Rows from a dataset:
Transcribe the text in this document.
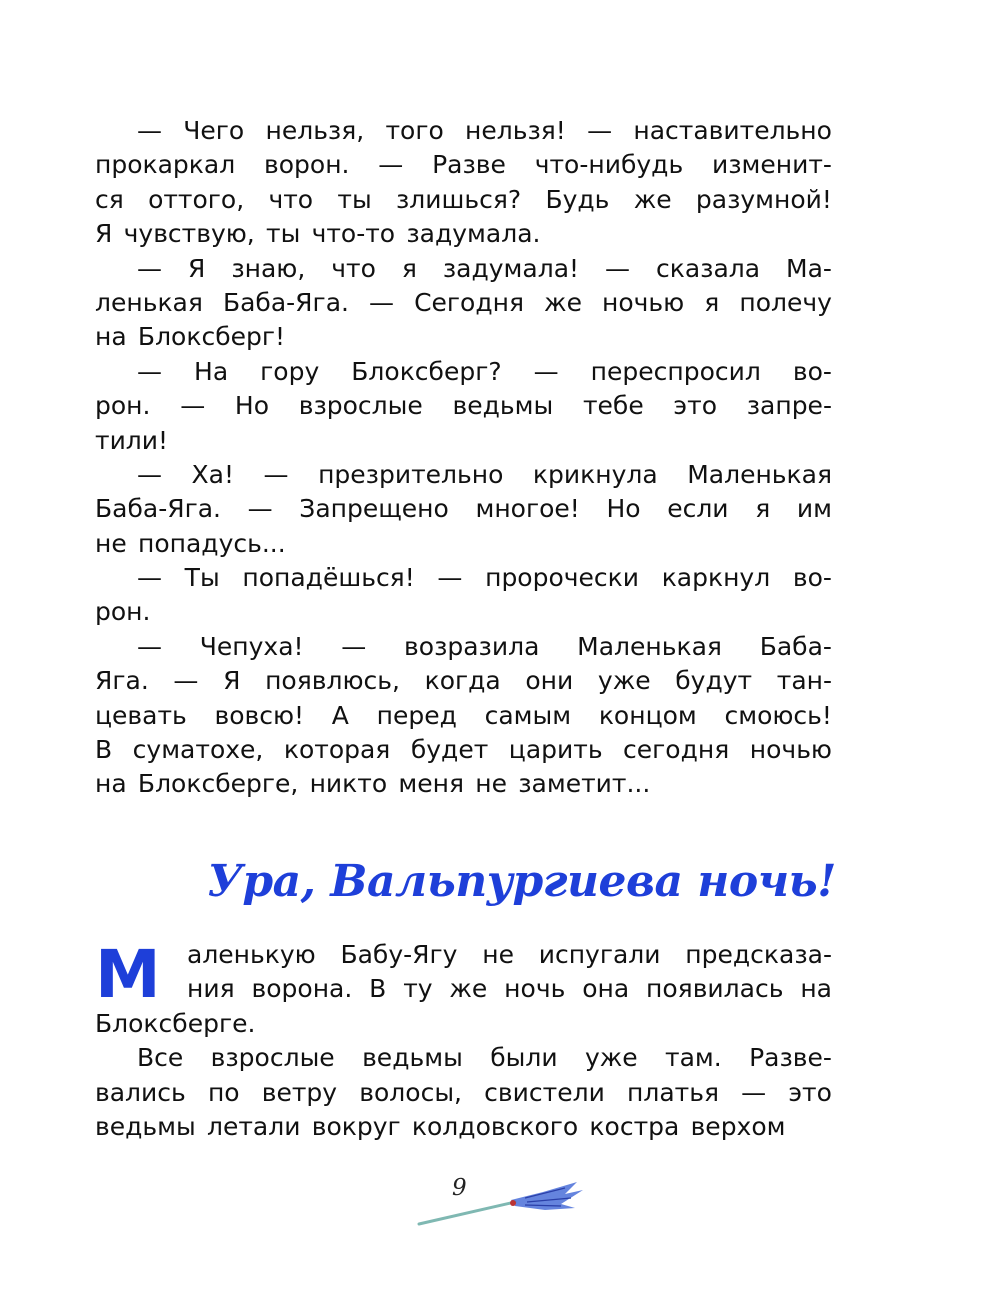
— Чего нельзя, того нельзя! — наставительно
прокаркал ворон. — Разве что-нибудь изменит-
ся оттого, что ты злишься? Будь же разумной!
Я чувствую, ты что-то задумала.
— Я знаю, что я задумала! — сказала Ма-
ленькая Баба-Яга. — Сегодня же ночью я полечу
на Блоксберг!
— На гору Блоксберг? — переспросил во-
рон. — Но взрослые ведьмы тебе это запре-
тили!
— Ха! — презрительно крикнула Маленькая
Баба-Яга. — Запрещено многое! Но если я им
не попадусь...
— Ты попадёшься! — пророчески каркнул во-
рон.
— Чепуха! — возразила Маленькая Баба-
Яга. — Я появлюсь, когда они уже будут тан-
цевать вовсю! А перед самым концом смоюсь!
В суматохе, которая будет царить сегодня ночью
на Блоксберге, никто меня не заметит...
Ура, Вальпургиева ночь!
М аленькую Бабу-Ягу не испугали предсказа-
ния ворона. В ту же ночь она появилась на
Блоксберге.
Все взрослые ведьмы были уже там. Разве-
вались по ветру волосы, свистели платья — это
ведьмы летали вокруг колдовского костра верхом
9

...

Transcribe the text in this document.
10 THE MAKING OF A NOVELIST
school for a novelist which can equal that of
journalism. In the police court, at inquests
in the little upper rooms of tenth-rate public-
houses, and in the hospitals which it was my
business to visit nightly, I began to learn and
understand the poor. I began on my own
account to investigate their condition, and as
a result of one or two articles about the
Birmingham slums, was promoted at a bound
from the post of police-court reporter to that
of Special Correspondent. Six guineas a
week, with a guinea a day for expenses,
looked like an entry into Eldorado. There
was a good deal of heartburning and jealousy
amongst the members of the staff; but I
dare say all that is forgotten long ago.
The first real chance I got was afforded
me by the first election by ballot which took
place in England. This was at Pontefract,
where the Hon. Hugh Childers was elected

---

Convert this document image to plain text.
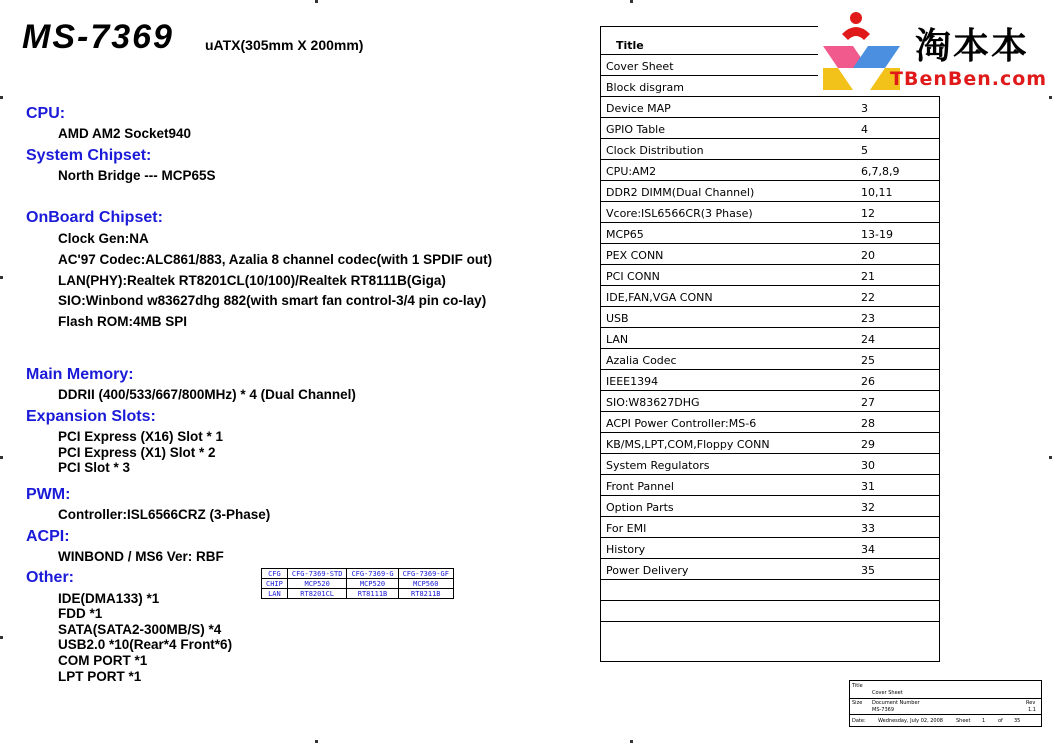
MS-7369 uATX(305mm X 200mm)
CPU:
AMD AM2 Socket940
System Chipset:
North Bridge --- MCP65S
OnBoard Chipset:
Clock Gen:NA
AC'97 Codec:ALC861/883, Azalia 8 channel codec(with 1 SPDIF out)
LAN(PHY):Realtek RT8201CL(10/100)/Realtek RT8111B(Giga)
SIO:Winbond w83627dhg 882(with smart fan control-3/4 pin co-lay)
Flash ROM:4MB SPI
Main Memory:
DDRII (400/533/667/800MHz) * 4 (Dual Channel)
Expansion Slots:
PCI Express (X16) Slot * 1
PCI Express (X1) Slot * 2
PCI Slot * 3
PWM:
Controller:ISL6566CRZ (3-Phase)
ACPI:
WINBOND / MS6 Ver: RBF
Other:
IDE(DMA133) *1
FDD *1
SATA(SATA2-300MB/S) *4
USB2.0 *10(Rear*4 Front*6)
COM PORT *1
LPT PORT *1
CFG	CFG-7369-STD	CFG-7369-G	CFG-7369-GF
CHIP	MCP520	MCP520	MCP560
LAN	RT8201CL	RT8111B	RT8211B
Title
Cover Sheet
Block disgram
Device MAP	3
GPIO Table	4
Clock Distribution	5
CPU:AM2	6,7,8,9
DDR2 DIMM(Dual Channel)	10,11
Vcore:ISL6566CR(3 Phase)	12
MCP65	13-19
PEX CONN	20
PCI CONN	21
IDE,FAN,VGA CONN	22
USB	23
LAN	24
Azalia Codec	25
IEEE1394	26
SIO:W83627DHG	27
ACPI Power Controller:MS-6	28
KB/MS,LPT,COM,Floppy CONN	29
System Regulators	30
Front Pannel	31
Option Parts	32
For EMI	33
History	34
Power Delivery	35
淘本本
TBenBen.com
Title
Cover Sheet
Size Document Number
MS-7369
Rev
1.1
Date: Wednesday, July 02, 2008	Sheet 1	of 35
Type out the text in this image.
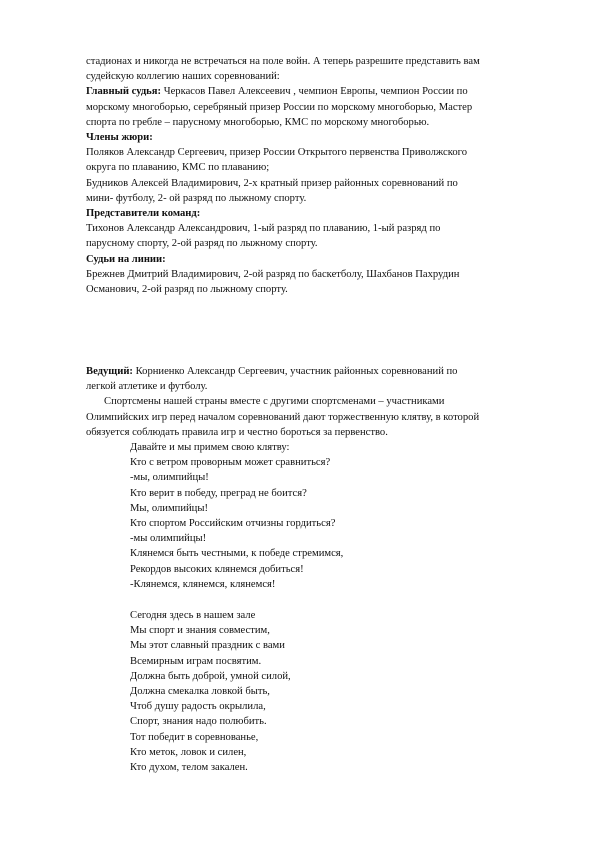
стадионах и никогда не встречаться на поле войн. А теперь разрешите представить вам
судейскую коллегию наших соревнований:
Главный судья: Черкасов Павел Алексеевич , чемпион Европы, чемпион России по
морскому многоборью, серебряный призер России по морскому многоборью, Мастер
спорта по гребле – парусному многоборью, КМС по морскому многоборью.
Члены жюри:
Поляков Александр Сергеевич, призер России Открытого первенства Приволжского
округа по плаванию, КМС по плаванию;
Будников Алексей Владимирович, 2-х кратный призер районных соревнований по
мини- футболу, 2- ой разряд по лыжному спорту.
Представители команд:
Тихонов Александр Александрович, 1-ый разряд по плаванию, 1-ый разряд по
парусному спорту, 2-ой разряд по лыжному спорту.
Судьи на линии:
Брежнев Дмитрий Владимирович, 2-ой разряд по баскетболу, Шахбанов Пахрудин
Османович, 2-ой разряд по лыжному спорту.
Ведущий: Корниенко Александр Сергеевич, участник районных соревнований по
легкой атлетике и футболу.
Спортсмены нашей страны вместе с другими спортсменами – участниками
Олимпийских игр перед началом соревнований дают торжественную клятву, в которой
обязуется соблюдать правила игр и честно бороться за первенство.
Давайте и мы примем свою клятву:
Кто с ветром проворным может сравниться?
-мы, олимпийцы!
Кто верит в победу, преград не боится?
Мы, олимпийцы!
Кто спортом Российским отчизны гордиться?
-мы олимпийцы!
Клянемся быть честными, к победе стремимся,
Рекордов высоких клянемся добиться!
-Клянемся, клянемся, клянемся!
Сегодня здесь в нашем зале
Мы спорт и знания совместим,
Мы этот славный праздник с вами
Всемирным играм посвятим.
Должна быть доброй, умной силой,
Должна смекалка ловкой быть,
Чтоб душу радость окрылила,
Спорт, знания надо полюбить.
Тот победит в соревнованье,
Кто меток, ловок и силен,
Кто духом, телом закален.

# Directions for this task
Work out the number of lines above that include the string "text" and write only that number.

# Right answer
4